Material supplied -
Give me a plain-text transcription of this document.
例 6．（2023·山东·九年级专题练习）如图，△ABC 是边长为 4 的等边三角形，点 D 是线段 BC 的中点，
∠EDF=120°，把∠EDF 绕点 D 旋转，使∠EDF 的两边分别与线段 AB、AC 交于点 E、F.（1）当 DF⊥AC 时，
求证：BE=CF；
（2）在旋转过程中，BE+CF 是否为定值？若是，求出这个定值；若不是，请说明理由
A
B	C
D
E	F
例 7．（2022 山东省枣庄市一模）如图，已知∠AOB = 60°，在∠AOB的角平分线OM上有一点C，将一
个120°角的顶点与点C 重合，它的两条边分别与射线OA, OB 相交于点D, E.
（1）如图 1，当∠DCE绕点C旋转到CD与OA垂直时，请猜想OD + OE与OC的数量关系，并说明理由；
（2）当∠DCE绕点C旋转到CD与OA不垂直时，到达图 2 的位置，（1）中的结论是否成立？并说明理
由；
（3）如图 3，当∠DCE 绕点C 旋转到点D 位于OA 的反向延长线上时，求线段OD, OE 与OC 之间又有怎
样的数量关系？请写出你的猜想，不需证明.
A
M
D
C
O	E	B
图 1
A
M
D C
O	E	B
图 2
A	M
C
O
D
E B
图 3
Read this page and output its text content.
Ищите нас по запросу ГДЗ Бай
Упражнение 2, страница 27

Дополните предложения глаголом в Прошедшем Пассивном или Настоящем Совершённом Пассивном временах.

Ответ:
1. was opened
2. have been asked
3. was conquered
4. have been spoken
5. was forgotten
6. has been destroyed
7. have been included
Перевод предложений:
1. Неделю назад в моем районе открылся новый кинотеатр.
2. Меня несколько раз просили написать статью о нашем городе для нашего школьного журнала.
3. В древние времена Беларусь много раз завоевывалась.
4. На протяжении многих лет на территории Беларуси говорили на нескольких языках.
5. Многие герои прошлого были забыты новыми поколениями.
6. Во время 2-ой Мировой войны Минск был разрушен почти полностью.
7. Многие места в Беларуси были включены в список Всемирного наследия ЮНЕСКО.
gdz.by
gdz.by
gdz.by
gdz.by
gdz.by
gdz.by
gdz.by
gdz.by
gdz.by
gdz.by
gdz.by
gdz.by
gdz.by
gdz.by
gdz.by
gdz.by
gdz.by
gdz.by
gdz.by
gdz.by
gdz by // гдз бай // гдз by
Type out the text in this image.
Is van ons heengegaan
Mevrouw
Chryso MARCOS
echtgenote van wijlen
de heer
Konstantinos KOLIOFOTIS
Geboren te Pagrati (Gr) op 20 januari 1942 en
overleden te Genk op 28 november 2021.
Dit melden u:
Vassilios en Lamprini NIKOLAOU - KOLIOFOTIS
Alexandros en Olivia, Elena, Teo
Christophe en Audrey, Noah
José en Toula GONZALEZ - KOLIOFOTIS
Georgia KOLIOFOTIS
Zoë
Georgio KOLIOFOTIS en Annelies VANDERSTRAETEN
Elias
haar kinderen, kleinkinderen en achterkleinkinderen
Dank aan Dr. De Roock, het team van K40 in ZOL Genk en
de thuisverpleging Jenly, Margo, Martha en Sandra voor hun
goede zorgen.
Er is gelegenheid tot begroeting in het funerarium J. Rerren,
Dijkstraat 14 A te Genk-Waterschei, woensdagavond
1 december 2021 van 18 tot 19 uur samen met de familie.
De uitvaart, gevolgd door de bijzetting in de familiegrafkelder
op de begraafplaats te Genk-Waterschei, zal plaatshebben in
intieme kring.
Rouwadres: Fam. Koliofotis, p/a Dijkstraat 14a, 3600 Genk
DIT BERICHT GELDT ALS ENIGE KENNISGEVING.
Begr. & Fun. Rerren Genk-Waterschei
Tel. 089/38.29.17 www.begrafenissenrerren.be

Problem description -
Take the lines above and print them exactly.

Output of the task -
Give me a plain-text transcription of this document.
例 6．（2023·山东·九年级专题练习）如图，△ABC 是边长为 4 的等边三角形，点 D 是线段 BC 的中点，
∠EDF=120°，把∠EDF 绕点 D 旋转，使∠EDF 的两边分别与线段 AB、AC 交于点 E、F.（1）当 DF⊥AC 时，
求证：BE=CF；
（2）在旋转过程中，BE+CF 是否为定值？若是，求出这个定值；若不是，请说明理由
A
B	C
D
E	F
例 7．（2022 山东省枣庄市一模）如图，已知∠AOB = 60°，在∠AOB的角平分线OM上有一点C，将一
个120°角的顶点与点C 重合，它的两条边分别与射线OA, OB 相交于点D, E.
（1）如图 1，当∠DCE绕点C旋转到CD与OA垂直时，请猜想OD + OE与OC的数量关系，并说明理由；
（2）当∠DCE绕点C旋转到CD与OA不垂直时，到达图 2 的位置，（1）中的结论是否成立？并说明理
由；
（3）如图 3，当∠DCE 绕点C 旋转到点D 位于OA 的反向延长线上时，求线段OD, OE 与OC 之间又有怎
样的数量关系？请写出你的猜想，不需证明.
A
M
D
C
O	E	B
图 1
A
M
D C
O	E	B
图 2
A	M
C
O
D
E B
图 3
Read this page and output its text content.
Ищите нас по запросу ГДЗ Бай
Упражнение 2, страница 27

Дополните предложения глаголом в Прошедшем Пассивном или Настоящем Совершённом Пассивном временах.

Ответ:
1. was opened
2. have been asked
3. was conquered
4. have been spoken
5. was forgotten
6. has been destroyed
7. have been included
Перевод предложений:
1. Неделю назад в моем районе открылся новый кинотеатр.
2. Меня несколько раз просили написать статью о нашем городе для нашего школьного журнала.
3. В древние времена Беларусь много раз завоевывалась.
4. На протяжении многих лет на территории Беларуси говорили на нескольких языках.
5. Многие герои прошлого были забыты новыми поколениями.
6. Во время 2-ой Мировой войны Минск был разрушен почти полностью.
7. Многие места в Беларуси были включены в список Всемирного наследия ЮНЕСКО.
gdz.by
gdz.by
gdz.by
gdz.by
gdz.by
gdz.by
gdz.by
gdz.by
gdz.by
gdz.by
gdz.by
gdz.by
gdz.by
gdz.by
gdz.by
gdz.by
gdz.by
gdz.by
gdz.by
gdz.by
gdz by // гдз бай // гдз by
Type out the text in this image.
Is van ons heengegaan
Mevrouw
Chryso MARCOS
echtgenote van wijlen
de heer
Konstantinos KOLIOFOTIS
Geboren te Pagrati (Gr) op 20 januari 1942 en
overleden te Genk op 28 november 2021.
Dit melden u:
Vassilios en Lamprini NIKOLAOU - KOLIOFOTIS
Alexandros en Olivia, Elena, Teo
Christophe en Audrey, Noah
José en Toula GONZALEZ - KOLIOFOTIS
Georgia KOLIOFOTIS
Zoë
Georgio KOLIOFOTIS en Annelies VANDERSTRAETEN
Elias
haar kinderen, kleinkinderen en achterkleinkinderen
Dank aan Dr. De Roock, het team van K40 in ZOL Genk en
de thuisverpleging Jenly, Margo, Martha en Sandra voor hun
goede zorgen.
Er is gelegenheid tot begroeting in het funerarium J. Rerren,
Dijkstraat 14 A te Genk-Waterschei, woensdagavond
1 december 2021 van 18 tot 19 uur samen met de familie.
De uitvaart, gevolgd door de bijzetting in de familiegrafkelder
op de begraafplaats te Genk-Waterschei, zal plaatshebben in
intieme kring.
Rouwadres: Fam. Koliofotis, p/a Dijkstraat 14a, 3600 Genk
DIT BERICHT GELDT ALS ENIGE KENNISGEVING.
Begr. & Fun. Rerren Genk-Waterschei
Tel. 089/38.29.17 www.begrafenissenrerren.be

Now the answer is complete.